- **Passage provided**
▬▬▬▬▬▬▬▬▬▬
Whatever the merits of the proposals of the Select Committee on Private Bill Procedure for reform, the promoters of the Bill must use the present procedure. They have devoted considerable effort and resources to providing the planning case for the scheme. They have done so to the satisfaction of the House of Lords and the Bill has passed through the procedures of both the House of Lords and the House of Commons.

It is significant that neither of the local planning authorities in the development corporation area—Cardiff city council and Vale of Glamorgan borough council— petitioned against the Bill or raised the matter dealt with by new clause I with the promoters. That is for one good and simple reason. Cardiff Bay development corporation is not an appointed body that can ride roughshod through the planning system, as my hon. Friend the Member for Cardiff, West seems to believe. Hon. Members appear to be unaware that the corporation, uniquely among the urban development corporations, does not control planning powers. Its only planning power is to require that a planning application be referred to the Secretary of State if it disagrees with the way in which the local authority proposes to deal with the application. It has a right of appeal if a planning application is turned down, as does any other applicant. Hon. Members do not seem to have understood that.

Not once in the four years during which the Cardiff Bay development corporation has existed has it had recourse to the appeal procedure. That is because the role of the local authorities must be understood and respected by the development corporation.

There are three specific amendments. Amendment No. 45 is an unnecessary further restriction and amendments Nos. 79 and 80 are both equally unacceptable in their effect. They are also contradictory because amendment No. 79 deletes clause 97 and amendment No. 80 amends the clause. The core of my argument is that the new clause and amendments are not needed. We have a system that is satisfactory to the local authorities and everyone else involved in these processes.

Mr. Rowlands

I support the new clause. We should be pushing at an open door here. I am surprised at the negative view taken by my hon. Friend the Member for Cardiff, West (Mr. Morgan) on new clause 1. What we seek is encapsulated in subsection (3) of the new clause, which says: Nothing in this Act shall constitute an approval, in outline, in principle or otherwise, for the purposes of the Act of 1990, and any application for planning permission for the carrying out of the works shall be determined entirely on its own merits. For some considerable time hon. Members on both sides of the House and Ministers have been worried about the balance between the use of the private Bill procedure and of statutory planning procedures, which are subject to local public inquiries. The careful balance struck between the two procedures has taxed and interested the House, its Committees and, indeed, the Government.

I draw the attention of my hon. Friend the Member for Cardiff, South and Penarth (Mr. Michael) to the report of the Joint Committee on Private Bill Procedure of July 1988. He made no mention of it, but that is fair enough. The report described vividly and at some length the interesting balance that needs to be struck between using the private Bill procedure and allowing statutory planning procedures to operate. I draw the attention of my hon. Friend and every other hon. Member present to the anxieties expressed by the Committee in July 1988.

I understand my hon. Friend when he says that there has been agreement between the local authorities and the Cardiff Bay development corporation. However, they are not the people whom we should consider. We should consider the genuine individual objectors and petitioners such as citizens who are opposed to an authority, whether a development corporation or a democratically elected county or city council. The wishes, feelings and rights of individual householders, groups of residents and others affected by proposals should be taken into account through proper procedures. That is what should concern us most and what is at the heart of our new clause.
▬▬▬▬▬▬▬▬▬▬
- **Records shown**
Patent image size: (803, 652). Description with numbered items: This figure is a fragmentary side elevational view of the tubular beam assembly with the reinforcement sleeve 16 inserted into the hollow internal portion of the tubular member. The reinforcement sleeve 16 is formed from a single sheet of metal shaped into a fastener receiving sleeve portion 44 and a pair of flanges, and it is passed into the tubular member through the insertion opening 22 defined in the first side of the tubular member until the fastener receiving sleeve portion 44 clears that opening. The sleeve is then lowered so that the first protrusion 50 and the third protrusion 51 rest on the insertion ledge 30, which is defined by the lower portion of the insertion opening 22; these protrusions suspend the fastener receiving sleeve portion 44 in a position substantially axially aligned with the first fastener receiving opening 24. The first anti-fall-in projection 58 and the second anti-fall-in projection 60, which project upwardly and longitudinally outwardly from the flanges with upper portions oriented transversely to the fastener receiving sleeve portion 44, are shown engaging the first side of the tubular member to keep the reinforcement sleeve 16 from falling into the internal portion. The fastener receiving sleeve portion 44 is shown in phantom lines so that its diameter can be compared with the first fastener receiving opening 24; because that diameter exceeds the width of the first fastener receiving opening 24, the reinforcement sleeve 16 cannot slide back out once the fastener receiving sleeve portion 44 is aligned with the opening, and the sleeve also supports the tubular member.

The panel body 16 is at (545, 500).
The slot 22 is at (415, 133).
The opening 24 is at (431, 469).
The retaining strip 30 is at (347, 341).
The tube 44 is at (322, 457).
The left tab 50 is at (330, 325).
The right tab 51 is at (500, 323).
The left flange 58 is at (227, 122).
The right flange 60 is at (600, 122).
▬▬▬▬▬▬▬▬▬▬
List every amendment that the Cardiff Bay debate passage identifies by number.

- **The reply**
Amendment No. 45, amendment No. 79, amendment No. 80